Records excerpted from a collection:
◆ ◆ ◆ ◆ ◆ ◆ ◆

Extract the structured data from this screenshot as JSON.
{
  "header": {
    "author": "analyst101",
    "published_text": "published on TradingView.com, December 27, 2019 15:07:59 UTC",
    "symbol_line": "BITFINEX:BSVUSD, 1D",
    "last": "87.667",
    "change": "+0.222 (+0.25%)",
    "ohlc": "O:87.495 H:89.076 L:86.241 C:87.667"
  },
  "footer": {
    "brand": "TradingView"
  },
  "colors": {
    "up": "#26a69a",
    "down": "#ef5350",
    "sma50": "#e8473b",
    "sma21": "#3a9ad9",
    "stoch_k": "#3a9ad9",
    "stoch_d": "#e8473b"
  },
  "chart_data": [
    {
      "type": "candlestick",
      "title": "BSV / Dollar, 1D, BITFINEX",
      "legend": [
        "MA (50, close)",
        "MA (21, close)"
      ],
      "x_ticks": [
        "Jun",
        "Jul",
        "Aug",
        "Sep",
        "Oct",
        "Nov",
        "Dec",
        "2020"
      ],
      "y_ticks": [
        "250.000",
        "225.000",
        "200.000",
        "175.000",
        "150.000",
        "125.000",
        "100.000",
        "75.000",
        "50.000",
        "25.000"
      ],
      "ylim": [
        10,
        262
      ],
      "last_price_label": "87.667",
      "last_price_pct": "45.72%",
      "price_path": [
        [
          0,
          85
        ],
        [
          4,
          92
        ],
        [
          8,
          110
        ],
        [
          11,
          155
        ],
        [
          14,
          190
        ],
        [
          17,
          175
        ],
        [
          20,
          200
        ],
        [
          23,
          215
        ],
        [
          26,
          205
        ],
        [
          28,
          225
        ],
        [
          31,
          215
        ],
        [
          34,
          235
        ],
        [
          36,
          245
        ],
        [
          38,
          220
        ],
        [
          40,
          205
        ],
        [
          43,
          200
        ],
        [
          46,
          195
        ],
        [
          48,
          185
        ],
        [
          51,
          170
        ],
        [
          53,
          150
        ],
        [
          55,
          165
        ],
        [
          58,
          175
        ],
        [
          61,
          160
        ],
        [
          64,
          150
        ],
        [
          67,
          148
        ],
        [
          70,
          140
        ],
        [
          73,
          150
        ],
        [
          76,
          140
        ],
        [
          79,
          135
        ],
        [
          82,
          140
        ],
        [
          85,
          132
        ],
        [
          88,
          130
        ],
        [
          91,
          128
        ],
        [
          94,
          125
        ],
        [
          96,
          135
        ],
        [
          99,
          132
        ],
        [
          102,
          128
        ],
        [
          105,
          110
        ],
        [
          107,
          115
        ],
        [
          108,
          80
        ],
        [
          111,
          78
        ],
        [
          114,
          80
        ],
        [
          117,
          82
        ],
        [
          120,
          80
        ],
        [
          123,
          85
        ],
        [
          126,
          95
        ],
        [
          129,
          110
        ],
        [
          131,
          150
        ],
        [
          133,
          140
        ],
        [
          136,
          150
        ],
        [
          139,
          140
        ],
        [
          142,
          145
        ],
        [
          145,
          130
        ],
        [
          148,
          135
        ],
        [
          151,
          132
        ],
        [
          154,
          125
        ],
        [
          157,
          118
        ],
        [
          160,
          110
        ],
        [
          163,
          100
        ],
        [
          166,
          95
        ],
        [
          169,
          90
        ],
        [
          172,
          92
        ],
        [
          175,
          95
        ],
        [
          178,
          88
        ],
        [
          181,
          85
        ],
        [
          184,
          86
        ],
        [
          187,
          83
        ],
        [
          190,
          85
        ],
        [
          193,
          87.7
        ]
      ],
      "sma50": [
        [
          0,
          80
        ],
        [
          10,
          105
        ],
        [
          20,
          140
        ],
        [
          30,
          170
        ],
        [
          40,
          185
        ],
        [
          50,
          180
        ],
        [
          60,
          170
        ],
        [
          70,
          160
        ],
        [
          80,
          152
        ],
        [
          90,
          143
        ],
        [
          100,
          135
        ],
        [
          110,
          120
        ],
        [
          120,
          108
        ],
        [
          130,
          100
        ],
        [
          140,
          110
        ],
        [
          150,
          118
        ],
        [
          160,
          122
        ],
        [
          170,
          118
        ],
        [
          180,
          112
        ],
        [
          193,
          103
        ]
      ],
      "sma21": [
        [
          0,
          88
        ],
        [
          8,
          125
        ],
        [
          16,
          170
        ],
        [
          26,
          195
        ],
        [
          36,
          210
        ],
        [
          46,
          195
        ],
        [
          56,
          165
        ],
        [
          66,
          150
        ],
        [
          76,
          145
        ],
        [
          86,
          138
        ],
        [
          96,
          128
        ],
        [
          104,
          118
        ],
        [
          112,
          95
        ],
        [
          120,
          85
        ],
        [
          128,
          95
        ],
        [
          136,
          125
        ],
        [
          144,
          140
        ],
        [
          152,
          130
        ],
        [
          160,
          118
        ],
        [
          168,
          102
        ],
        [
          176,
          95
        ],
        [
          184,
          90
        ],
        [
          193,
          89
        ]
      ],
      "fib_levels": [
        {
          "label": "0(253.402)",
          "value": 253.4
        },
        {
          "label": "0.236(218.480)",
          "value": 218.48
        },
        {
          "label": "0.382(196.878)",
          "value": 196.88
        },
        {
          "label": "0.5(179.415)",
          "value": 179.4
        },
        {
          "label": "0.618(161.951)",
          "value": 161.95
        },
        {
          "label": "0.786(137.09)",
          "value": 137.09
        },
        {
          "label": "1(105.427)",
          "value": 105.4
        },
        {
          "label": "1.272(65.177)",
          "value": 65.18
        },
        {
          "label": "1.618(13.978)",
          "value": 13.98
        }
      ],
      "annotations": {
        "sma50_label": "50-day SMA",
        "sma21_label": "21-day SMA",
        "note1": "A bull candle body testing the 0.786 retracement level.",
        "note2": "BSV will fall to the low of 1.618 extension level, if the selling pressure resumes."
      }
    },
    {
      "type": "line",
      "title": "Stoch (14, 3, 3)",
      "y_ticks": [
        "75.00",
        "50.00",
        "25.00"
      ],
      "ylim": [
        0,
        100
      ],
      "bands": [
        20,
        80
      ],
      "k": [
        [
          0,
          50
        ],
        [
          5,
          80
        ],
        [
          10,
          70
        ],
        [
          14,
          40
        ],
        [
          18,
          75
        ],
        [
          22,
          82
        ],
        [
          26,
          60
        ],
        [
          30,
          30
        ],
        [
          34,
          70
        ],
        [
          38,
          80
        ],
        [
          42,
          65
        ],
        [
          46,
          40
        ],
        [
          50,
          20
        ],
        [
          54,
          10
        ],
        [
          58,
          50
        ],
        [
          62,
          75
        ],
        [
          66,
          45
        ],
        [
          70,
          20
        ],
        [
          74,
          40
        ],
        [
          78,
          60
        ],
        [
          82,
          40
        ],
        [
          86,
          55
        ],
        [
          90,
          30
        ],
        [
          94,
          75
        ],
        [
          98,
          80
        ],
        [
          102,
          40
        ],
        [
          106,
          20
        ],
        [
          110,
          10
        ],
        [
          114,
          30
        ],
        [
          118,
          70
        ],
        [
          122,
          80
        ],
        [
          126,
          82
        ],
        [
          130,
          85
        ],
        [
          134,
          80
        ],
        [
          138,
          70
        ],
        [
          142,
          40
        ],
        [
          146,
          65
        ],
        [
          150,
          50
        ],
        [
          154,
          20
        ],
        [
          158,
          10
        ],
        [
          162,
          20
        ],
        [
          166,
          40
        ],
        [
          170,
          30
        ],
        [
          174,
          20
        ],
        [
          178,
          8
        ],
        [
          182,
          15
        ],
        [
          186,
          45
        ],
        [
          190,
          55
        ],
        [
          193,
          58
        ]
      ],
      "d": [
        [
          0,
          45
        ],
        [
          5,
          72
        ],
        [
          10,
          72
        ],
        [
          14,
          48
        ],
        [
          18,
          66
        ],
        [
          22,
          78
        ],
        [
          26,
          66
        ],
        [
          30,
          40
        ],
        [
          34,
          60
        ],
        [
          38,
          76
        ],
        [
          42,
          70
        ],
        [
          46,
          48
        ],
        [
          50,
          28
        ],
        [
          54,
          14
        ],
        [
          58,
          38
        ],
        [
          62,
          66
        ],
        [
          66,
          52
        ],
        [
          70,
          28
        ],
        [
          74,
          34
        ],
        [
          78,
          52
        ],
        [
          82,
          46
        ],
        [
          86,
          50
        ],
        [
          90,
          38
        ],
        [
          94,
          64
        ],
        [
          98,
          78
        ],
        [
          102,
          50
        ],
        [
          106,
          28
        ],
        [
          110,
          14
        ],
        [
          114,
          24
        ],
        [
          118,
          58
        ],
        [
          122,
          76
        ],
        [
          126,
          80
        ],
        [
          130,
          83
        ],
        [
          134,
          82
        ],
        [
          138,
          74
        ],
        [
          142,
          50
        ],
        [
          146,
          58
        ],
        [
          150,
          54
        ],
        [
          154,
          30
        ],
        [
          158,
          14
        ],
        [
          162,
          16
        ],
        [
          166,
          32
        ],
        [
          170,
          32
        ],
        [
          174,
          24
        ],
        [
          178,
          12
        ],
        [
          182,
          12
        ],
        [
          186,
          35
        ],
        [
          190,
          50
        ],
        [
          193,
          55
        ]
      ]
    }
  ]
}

◆ ◆ ◆ ◆ ◆ ◆ ◆

Identify and copy lines that hold the string "BITFINEX".

◆ Task answer:
    "symbol_line": "BITFINEX:BSVUSD, 1D",
      "title": "BSV / Dollar, 1D, BITFINEX",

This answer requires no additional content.